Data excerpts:
* * * * *
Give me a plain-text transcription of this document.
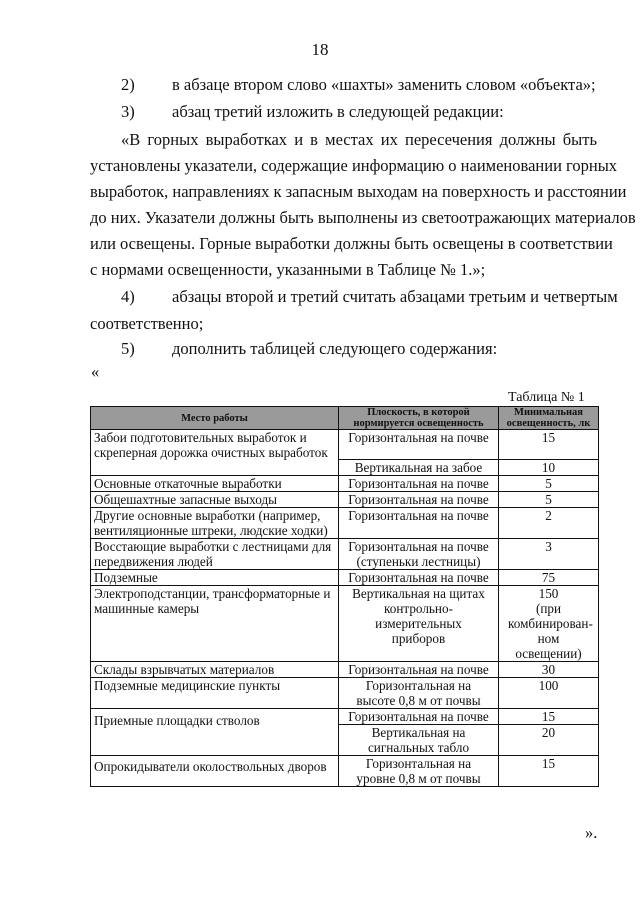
18
2) в абзаце втором слово «шахты» заменить словом «объекта»;
3) абзац третий изложить в следующей редакции:
«В горных выработках и в местах их пересечения должны быть
установлены указатели, содержащие информацию о наименовании горных
выработок, направлениях к запасным выходам на поверхность и расстоянии
до них. Указатели должны быть выполнены из светоотражающих материалов
или освещены. Горные выработки должны быть освещены в соответствии
с нормами освещенности, указанными в Таблице № 1.»;
4) абзацы второй и третий считать абзацами третьим и четвертым
соответственно;
5) дополнить таблицей следующего содержания:
«
Таблица № 1
Место работы	Плоскость, в которой нормируется освещенность	Минимальная освещенность, лк
Забои подготовительных выработок и скреперная дорожка очистных выработок	Горизонтальная на почве	15
	Вертикальная на забое	10
Основные откаточные выработки	Горизонтальная на почве	5
Общешахтные запасные выходы	Горизонтальная на почве	5
Другие основные выработки (например, вентиляционные штреки, людские ходки)	Горизонтальная на почве	2
Восстающие выработки с лестницами для передвижения людей	Горизонтальная на почве (ступеньки лестницы)	3
Подземные	Горизонтальная на почве	75
Электроподстанции, трансформаторные и машинные камеры	Вертикальная на щитах контрольно-измерительных приборов	150
(при комбинирован-ном освещении)

Склады взрывчатых материалов	Горизонтальная на почве	30
Подземные медицинские пункты	Горизонтальная на высоте 0,8 м от почвы	100
Приемные площадки стволов	Горизонтальная на почве	15
	Вертикальная на сигнальных табло	20
Опрокидыватели околоствольных дворов	Горизонтальная на уровне 0,8 м от почвы	15
».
* * * * *
### Your objective
Except for the pictures, print the data above exactly.

### Response to the task
Give me a plain-text transcription of this document.
18
2) в абзаце втором слово «шахты» заменить словом «объекта»;
3) абзац третий изложить в следующей редакции:
«В горных выработках и в местах их пересечения должны быть
установлены указатели, содержащие информацию о наименовании горных
выработок, направлениях к запасным выходам на поверхность и расстоянии
до них. Указатели должны быть выполнены из светоотражающих материалов
или освещены. Горные выработки должны быть освещены в соответствии
с нормами освещенности, указанными в Таблице № 1.»;
4) абзацы второй и третий считать абзацами третьим и четвертым
соответственно;
5) дополнить таблицей следующего содержания:
«
Таблица № 1
Место работы	Плоскость, в которой нормируется освещенность	Минимальная освещенность, лк
Забои подготовительных выработок и скреперная дорожка очистных выработок	Горизонтальная на почве	15
	Вертикальная на забое	10
Основные откаточные выработки	Горизонтальная на почве	5
Общешахтные запасные выходы	Горизонтальная на почве	5
Другие основные выработки (например, вентиляционные штреки, людские ходки)	Горизонтальная на почве	2
Восстающие выработки с лестницами для передвижения людей	Горизонтальная на почве (ступеньки лестницы)	3
Подземные	Горизонтальная на почве	75
Электроподстанции, трансформаторные и машинные камеры	Вертикальная на щитах контрольно-измерительных приборов	150
(при комбинирован-ном освещении)

Склады взрывчатых материалов	Горизонтальная на почве	30
Подземные медицинские пункты	Горизонтальная на высоте 0,8 м от почвы	100
Приемные площадки стволов	Горизонтальная на почве	15
	Вертикальная на сигнальных табло	20
Опрокидыватели околоствольных дворов	Горизонтальная на уровне 0,8 м от почвы	15
».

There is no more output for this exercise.